*** Extract

# PM spam (sourceradix)



## xpi0t0s

Did a search and couldn't find this already reported.

Three messages today, more to come? All from "new" users (0 posts), IOW spambots seem to have broken through the SOTW defences.

Bizarrely it seems to be advertising a blank page at sourceradix dot com (even View Source displayed nothing), with the message "All of you know nothing about it!". Don't visit, just in case there is something nasty up there for non-Firefox users.


----------



## warp x

I got one spam PM today. reported it.


----------



## Carl H.

Seems there is a flaw in the software that the spammers all know about.


----------



## Gizmo Hall

It seems like the update may have opened a hole through which the spammers are exploiting. :?:


----------



## DixieSax

Gizmo Hall said:


> It seems like the update may have opened a hole through which the spammers are exploiting. :?:


Hasn't been a hole like that since goatse. :twisted::twisted:

(inside joke for the old time web heads)


----------



## SaxMoose

DixieSax said:


> Gizmo Hall said:
> 
> 
> 
> It seems like the update may have opened a hole through which the spammers are exploiting. :?:
> 
> 
> 
> Hasn't been a hole like that since goatse. :twisted::twisted:
> 
> (inside joke for the old time web heads)
Click to expand...

Ewwwwwwwwwwwwwwwwwwwwwwwwwwwwwwwwwwwwwwwwwwwwwwwwwww.


----------



## bluesaxgirl

Yeah, I've seen the spam too. 
Such an annoyance.

******

» **Stated goal**: In the forum thread about PM spam, why does the first poster think spambots have gotten past the SOTW defences? Answer in one to three sentences. The material is taken from a separate source, not from the forum thread.

*** Supplied material

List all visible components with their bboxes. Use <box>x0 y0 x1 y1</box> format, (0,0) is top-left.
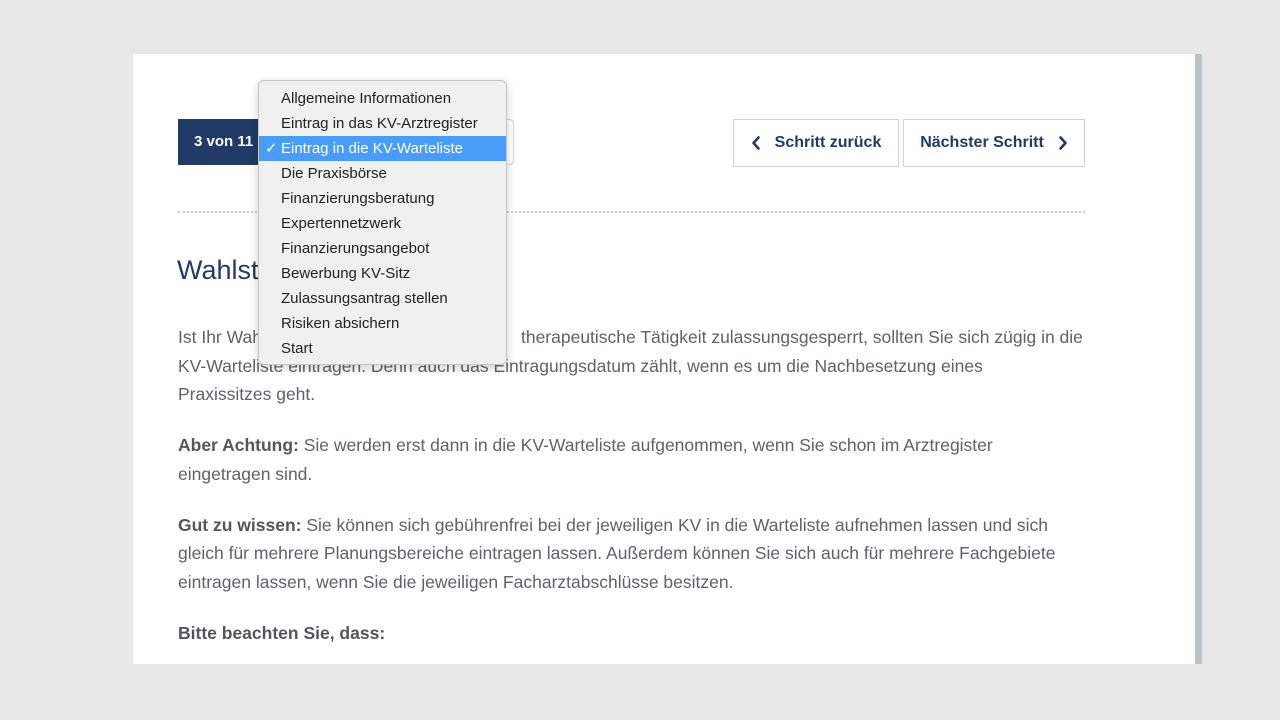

******

» **Reply to the exercise**: The poster received three messages that day, all from "new" users with 0 posts. That pattern suggests spambots have broken through the SOTW defences.